Write out the listing below exactly, and omit any images you find in it.

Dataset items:

====

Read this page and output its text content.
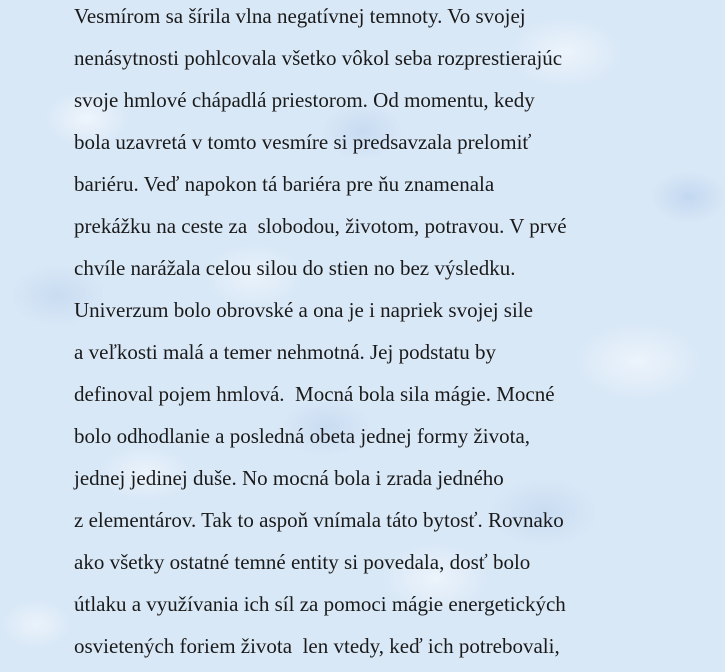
Vesmírom sa šírila vlna negatívnej temnoty. Vo svojej
nenásytnosti pohlcovala všetko vôkol seba rozprestierajúc
svoje hmlové chápadlá priestorom. Od momentu, kedy
bola uzavretá v tomto vesmíre si predsavzala prelomiť
bariéru. Veď napokon tá bariéra pre ňu znamenala
prekážku na ceste za  slobodou, životom, potravou. V prvé
chvíle narážala celou silou do stien no bez výsledku.
Univerzum bolo obrovské a ona je i napriek svojej sile
a veľkosti malá a temer nehmotná. Jej podstatu by
definoval pojem hmlová.  Mocná bola sila mágie. Mocné
bolo odhodlanie a posledná obeta jednej formy života,
jednej jedinej duše. No mocná bola i zrada jedného
z elementárov. Tak to aspoň vnímala táto bytosť. Rovnako
ako všetky ostatné temné entity si povedala, dosť bolo
útlaku a využívania ich síl za pomoci mágie energetických
osvietených foriem života  len vtedy, keď ich potrebovali,
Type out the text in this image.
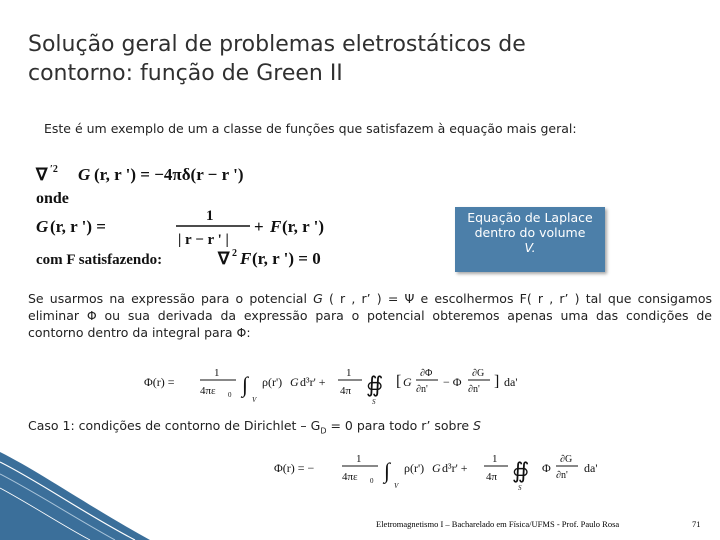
Solução geral de problemas eletrostáticos de contorno: função de Green II
Este é um exemplo de um a classe de funções que satisfazem à equação mais geral:
∇ ′2 G (r, r ') = −4πδ(r − r ')
onde
G (r, r ') =
1
| r − r ' |
+ F (r, r ')
com F satisfazendo:	∇ 2 F (r, r ') = 0
Equação de Laplace
dentro do volume
V.
Se usarmos na expressão para o potencial G ( r , r’ ) = Ψ e escolhermos F( r , r’ ) tal que consigamos eliminar Φ ou sua derivada da expressão para o potencial obteremos apenas uma das condições de contorno dentro da integral para Φ:
Φ(r) =
1
4πε 0 ∫
V
ρ(r') G d³r' +
1
4π ∯
S
[ G
∂Φ
∂n'
− Φ
∂G
∂n' ] da'
Caso 1: condições de contorno de Dirichlet – $G_D = 0$ para todo r’ sobre S
Φ(r) = −
1
4πε 0 ∫
V
ρ(r') G d³r' +
1
4π ∯
S
Φ
∂G
∂n'
da'
Eletromagnetismo I – Bacharelado em Física/UFMS - Prof. Paulo Rosa	71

====

Exercise solution:
Read this page and output its text content.
Vesmírom sa šírila vlna negatívnej temnoty. Vo svojej
nenásytnosti pohlcovala všetko vôkol seba rozprestierajúc
svoje hmlové chápadlá priestorom. Od momentu, kedy
bola uzavretá v tomto vesmíre si predsavzala prelomiť
bariéru. Veď napokon tá bariéra pre ňu znamenala
prekážku na ceste za  slobodou, životom, potravou. V prvé
chvíle narážala celou silou do stien no bez výsledku.
Univerzum bolo obrovské a ona je i napriek svojej sile
a veľkosti malá a temer nehmotná. Jej podstatu by
definoval pojem hmlová.  Mocná bola sila mágie. Mocné
bolo odhodlanie a posledná obeta jednej formy života,
jednej jedinej duše. No mocná bola i zrada jedného
z elementárov. Tak to aspoň vnímala táto bytosť. Rovnako
ako všetky ostatné temné entity si povedala, dosť bolo
útlaku a využívania ich síl za pomoci mágie energetických
osvietených foriem života  len vtedy, keď ich potrebovali,
Type out the text in this image.
Solução geral de problemas eletrostáticos de contorno: função de Green II
Este é um exemplo de um a classe de funções que satisfazem à equação mais geral:
∇ ′2 G (r, r ') = −4πδ(r − r ')
onde
G (r, r ') =
1
| r − r ' |
+ F (r, r ')
com F satisfazendo:	∇ 2 F (r, r ') = 0
Equação de Laplace
dentro do volume
V.
Se usarmos na expressão para o potencial G ( r , r’ ) = Ψ e escolhermos F( r , r’ ) tal que consigamos eliminar Φ ou sua derivada da expressão para o potencial obteremos apenas uma das condições de contorno dentro da integral para Φ:
Φ(r) =
1
4πε 0 ∫
V
ρ(r') G d³r' +
1
4π ∯
S
[ G
∂Φ
∂n'
− Φ
∂G
∂n' ] da'
Caso 1: condições de contorno de Dirichlet – $G_D = 0$ para todo r’ sobre S
Φ(r) = −
1
4πε 0 ∫
V
ρ(r') G d³r' +
1
4π ∯
S
Φ
∂G
∂n'
da'
Eletromagnetismo I – Bacharelado em Física/UFMS - Prof. Paulo Rosa	71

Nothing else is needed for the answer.